> Dataset entries
▬▬▬

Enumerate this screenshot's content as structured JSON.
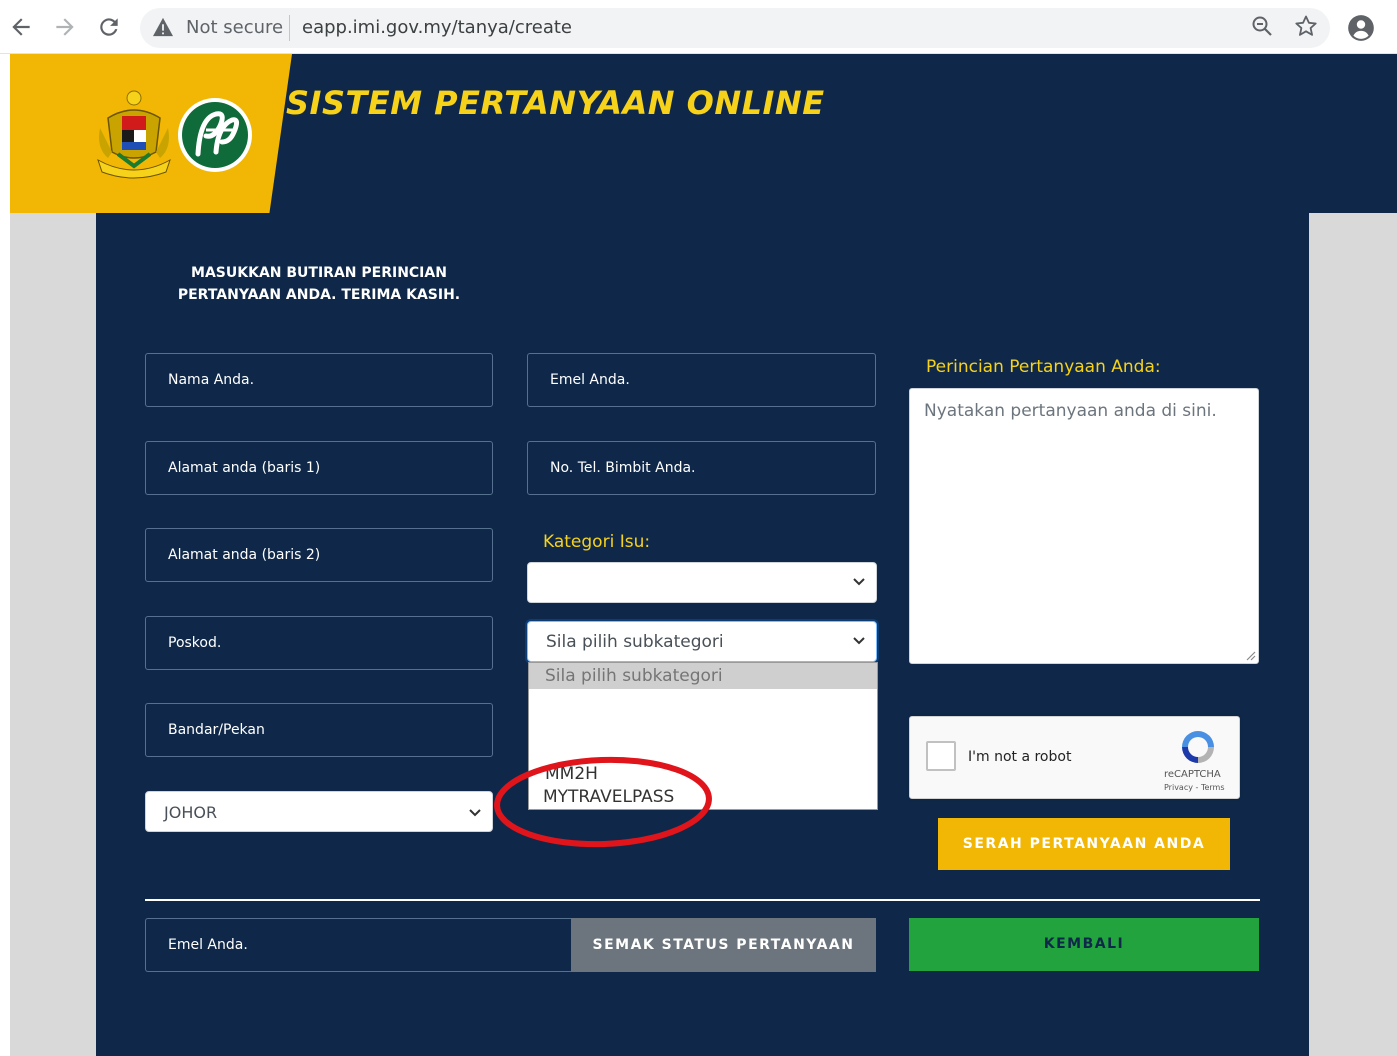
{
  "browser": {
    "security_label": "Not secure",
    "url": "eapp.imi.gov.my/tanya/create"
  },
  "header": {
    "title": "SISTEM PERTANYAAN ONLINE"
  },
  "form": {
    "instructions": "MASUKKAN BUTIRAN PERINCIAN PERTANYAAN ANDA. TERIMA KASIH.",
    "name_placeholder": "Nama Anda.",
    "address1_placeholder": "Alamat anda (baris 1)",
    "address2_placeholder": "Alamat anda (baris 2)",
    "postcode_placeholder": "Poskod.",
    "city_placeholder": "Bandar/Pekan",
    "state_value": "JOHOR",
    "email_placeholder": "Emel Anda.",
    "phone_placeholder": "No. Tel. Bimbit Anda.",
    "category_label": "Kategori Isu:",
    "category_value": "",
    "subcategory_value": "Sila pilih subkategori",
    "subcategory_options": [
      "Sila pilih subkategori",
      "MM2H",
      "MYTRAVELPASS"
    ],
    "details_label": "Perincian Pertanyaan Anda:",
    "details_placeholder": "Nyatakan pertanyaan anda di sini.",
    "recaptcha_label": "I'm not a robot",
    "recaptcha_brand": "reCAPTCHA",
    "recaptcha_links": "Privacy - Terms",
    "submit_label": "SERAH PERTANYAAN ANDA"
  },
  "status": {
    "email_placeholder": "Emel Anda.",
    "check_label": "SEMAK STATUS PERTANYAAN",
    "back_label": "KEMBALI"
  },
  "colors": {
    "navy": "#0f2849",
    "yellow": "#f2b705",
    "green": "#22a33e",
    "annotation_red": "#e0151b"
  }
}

▬▬▬

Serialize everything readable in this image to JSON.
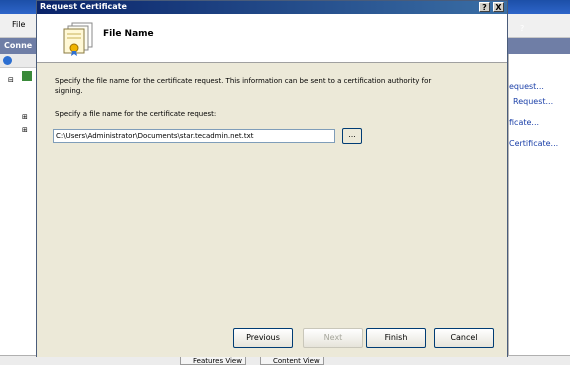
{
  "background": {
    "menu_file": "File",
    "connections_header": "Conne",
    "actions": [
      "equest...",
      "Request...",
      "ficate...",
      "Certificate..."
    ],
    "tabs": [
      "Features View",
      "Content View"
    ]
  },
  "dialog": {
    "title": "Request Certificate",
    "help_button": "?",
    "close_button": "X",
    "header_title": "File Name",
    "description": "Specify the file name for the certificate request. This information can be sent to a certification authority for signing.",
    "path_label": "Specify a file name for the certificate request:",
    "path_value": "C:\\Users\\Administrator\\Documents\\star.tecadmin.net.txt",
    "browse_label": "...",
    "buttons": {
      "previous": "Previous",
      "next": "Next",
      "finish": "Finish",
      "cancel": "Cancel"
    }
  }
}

▬▬▬

> Instructions for the task
Extract all lines from the material above that include the word "JSON".

> Written answer
Enumerate this screenshot's content as structured JSON.
Serialize everything readable in this image to JSON.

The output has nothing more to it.